Pertenecen a un instituto (o Instituto) que se dedica a reestablecer ánimos derrumbados. Su carta fundacional menciona las bondades de la mujer, la gracia de su cuerpo, y los numerosos beneficios para la salud de los espectadores. Para curarse, sólo hay que mirar.
Quienes se acercan ya han perdido todo, o están a punto de perderlo. Quiénes se acercan no conocen ninguna hora buena del día. Sorprenderá, pero no son sólo hombres. El público de las bailadoras es más espectacular quizá que los bailes.

Muchos llegan ya borrachos. Los que han empezado a curarse muestran los primeros signos de dejar la bebida, como ordenar algo de comer, hacer algunos saludos cordiales, respirar con tranquilidad. En el lugar hay poca luz y mucha expectativa. Los bailes nunca son anunciados. No se sabe ni la hora ni la patología específica que pretender calmar. El público tampoco es selectivo. Sentado en mesas solitarias, se dedica a mirar a las bailadoras y sentir cómo el alma vuelve al cuerpo, cómo las cosas vuelven a tener nombre, el vaso en un vaso, la mesa es la mesa, aquella de la esquina es la camarera, aquel el dueño. Cuando está por amanecer todos vuelven a entristecer. Las bailadoras lo saben e intentan repararlo en sus bailes. Pero cuando el día ya es ineliminable, se retiran a sus camarines y el público se levanta de a poco de sus mesas.

El lugar cierra hasta la noche siguiente.

viernes, 20 de marzo de 2009

Recuperadores de lo Bailado.

En esta misma ciudad, y porque -aunque parezca mentira- existe cierto balance universal de las cosas, existe otra agencia, más noble y esperanzadora, que se ocupa de recuperar lo bailado. En general estos tipos esperan a que uno se siente frente a ellos, que siempre se mueven en yunta, y mientras toman café de cafetera (esas largas, metálicas, con pico vertedor), lo oyen a usted hablar apenado sobre cómo unos malvados se han encargado de quitarle lo bailado, y usted describe como mejor le sale el dolor que siente y la necesidad de que alguien se lo devuelva. Usted exclama, mete pausas en su discurso, niega con la cabeza. Intenta una pequeña sobreactuación. Ellos lo miran, ya se han terminado el café, están impacientes. Después uno de ellos toma un papel, anota una cifra, y la desliza hacia su lado de la mesa. Usted ve el numero –exagerado- y permanece callado. Eso es por el ochenta por ciento de lo bailado, dice el del medio; con la mejor de las suertes llegamos a un ochenta y cinco. Un quince por ciento de lo bailado –cuando a uno se lo quitan- siempre se pierde. Estos tipos son buenos, piensa usted. Son los mejores. Son los únicos, en realidad. No le queda opción, si quiere recuperar lo bailado, con la indefectible merma del quince por ciento, deberá pagarles a estos señores.

_Los datos:_
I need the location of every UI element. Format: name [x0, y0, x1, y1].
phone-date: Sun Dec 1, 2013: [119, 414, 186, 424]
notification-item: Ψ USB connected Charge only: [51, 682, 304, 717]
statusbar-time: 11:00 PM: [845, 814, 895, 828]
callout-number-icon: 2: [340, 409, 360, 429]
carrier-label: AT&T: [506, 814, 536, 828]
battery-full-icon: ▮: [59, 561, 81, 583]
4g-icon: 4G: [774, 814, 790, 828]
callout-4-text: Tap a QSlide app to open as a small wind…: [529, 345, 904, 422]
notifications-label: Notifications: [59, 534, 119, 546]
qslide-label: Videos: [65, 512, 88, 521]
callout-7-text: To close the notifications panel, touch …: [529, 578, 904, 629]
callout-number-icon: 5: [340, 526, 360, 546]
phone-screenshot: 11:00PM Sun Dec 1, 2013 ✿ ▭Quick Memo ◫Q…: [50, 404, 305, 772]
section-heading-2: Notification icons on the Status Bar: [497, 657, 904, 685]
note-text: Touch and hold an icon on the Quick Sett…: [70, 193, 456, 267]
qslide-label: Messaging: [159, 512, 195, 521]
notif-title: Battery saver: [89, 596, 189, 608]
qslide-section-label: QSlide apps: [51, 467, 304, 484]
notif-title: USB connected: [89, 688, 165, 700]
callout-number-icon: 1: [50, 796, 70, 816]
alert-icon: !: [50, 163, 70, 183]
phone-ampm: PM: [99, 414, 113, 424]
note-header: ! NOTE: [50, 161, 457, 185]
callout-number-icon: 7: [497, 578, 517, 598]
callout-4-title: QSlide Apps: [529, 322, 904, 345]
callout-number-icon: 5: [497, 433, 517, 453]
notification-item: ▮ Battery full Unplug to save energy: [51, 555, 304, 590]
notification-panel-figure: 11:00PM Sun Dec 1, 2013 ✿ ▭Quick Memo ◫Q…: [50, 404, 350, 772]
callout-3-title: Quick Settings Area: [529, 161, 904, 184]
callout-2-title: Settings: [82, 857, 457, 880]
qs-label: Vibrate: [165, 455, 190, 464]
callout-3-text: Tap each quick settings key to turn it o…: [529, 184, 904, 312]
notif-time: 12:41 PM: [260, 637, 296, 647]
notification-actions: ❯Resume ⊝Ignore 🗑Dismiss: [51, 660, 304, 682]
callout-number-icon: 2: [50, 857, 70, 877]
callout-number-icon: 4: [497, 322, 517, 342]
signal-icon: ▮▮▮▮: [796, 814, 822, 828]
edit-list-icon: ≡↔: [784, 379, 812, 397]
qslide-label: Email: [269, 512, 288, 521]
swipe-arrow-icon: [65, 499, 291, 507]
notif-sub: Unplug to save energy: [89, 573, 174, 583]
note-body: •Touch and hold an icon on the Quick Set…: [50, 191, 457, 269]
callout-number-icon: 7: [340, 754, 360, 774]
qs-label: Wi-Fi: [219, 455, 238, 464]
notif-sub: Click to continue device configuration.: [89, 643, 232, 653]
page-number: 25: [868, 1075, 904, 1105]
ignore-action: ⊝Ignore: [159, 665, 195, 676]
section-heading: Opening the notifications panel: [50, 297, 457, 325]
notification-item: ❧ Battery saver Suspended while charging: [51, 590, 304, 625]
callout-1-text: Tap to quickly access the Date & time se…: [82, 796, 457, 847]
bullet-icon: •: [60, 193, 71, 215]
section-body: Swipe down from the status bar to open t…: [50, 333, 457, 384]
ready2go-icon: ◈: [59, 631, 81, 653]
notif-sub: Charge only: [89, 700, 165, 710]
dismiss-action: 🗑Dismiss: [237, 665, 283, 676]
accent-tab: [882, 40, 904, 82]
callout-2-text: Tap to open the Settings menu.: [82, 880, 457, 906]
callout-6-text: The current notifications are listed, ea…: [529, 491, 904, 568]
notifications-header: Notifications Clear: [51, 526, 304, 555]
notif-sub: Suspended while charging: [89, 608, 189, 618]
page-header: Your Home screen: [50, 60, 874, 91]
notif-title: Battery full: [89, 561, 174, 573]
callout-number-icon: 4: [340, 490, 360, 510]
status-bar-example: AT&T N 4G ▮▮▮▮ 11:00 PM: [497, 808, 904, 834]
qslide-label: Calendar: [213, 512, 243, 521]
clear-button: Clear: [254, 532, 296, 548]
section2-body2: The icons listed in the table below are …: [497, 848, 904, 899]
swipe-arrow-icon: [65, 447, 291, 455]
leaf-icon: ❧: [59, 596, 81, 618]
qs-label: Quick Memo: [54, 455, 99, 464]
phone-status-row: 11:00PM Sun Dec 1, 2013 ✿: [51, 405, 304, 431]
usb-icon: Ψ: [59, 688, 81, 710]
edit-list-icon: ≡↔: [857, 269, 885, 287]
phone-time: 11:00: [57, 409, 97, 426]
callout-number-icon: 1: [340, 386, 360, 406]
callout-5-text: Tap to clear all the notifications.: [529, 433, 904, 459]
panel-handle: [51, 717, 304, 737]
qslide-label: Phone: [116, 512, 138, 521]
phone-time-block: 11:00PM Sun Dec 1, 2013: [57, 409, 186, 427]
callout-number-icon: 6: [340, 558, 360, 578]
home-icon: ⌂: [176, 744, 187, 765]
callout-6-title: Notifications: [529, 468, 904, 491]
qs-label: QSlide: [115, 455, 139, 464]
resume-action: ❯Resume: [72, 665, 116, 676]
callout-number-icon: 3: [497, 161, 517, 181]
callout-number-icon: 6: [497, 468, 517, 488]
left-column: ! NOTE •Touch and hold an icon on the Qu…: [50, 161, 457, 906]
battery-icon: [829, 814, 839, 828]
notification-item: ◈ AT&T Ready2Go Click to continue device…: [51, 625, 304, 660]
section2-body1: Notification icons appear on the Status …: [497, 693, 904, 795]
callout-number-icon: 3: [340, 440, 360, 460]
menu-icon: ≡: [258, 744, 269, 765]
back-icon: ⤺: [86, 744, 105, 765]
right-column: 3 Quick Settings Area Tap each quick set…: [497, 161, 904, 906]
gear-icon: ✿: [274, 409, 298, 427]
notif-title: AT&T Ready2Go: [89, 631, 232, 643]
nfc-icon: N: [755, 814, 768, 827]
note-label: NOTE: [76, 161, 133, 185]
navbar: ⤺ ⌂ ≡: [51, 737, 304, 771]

_Ejercicios propuestos:_
1. Anota sin cambiar nada el tramo del texto que va desde "Muchos llegan ya" hasta "de sus mesas.".
2. Contesta estas preguntas sobre el texto:
(a) ¿Qué hay que hacer para curarse?
(b) ¿Qué les pasa a todos cuando está por amanecer?
(c) ¿Qué parte de lo bailado siempre se pierde cuando a uno se lo quitan?
3. Resume el texto en dos oraciones.

_Ejercicios resueltos:_
1.
Muchos llegan ya borrachos. Los que han empezado a curarse muestran los primeros signos de dejar la bebida, como ordenar algo de comer, hacer algunos saludos cordiales, respirar con tranquilidad. En el lugar hay poca luz y mucha expectativa. Los bailes nunca son anunciados. No se sabe ni la hora ni la patología específica que pretender calmar. El público tampoco es selectivo. Sentado en mesas solitarias, se dedica a mirar a las bailadoras y sentir cómo el alma vuelve al cuerpo, cómo las cosas vuelven a tener nombre, el vaso en un vaso, la mesa es la mesa, aquella de la esquina es la camarera, aquel el dueño. Cuando está por amanecer todos vuelven a entristecer. Las bailadoras lo saben e intentan repararlo en sus bailes. Pero cuando el día ya es ineliminable, se retiran a sus camarines y el público se levanta de a poco de sus mesas.

2.
(a) Sólo hay que mirar.
(b) Todos vuelven a entristecer.
(c) Un quince por ciento.

3. En un lugar con poca luz, un público que ya ha perdido todo o está a punto de perderlo, y que no son sólo hombres, mira a las bailadoras para sentir cómo el alma vuelve al cuerpo, hasta que al amanecer todos vuelven a entristecer y el lugar cierra hasta la noche siguiente. En la misma ciudad existe otra agencia, más noble y esperanzadora, que por una cifra exagerada se ocupa de recuperar lo bailado, aunque un quince por ciento siempre se pierde.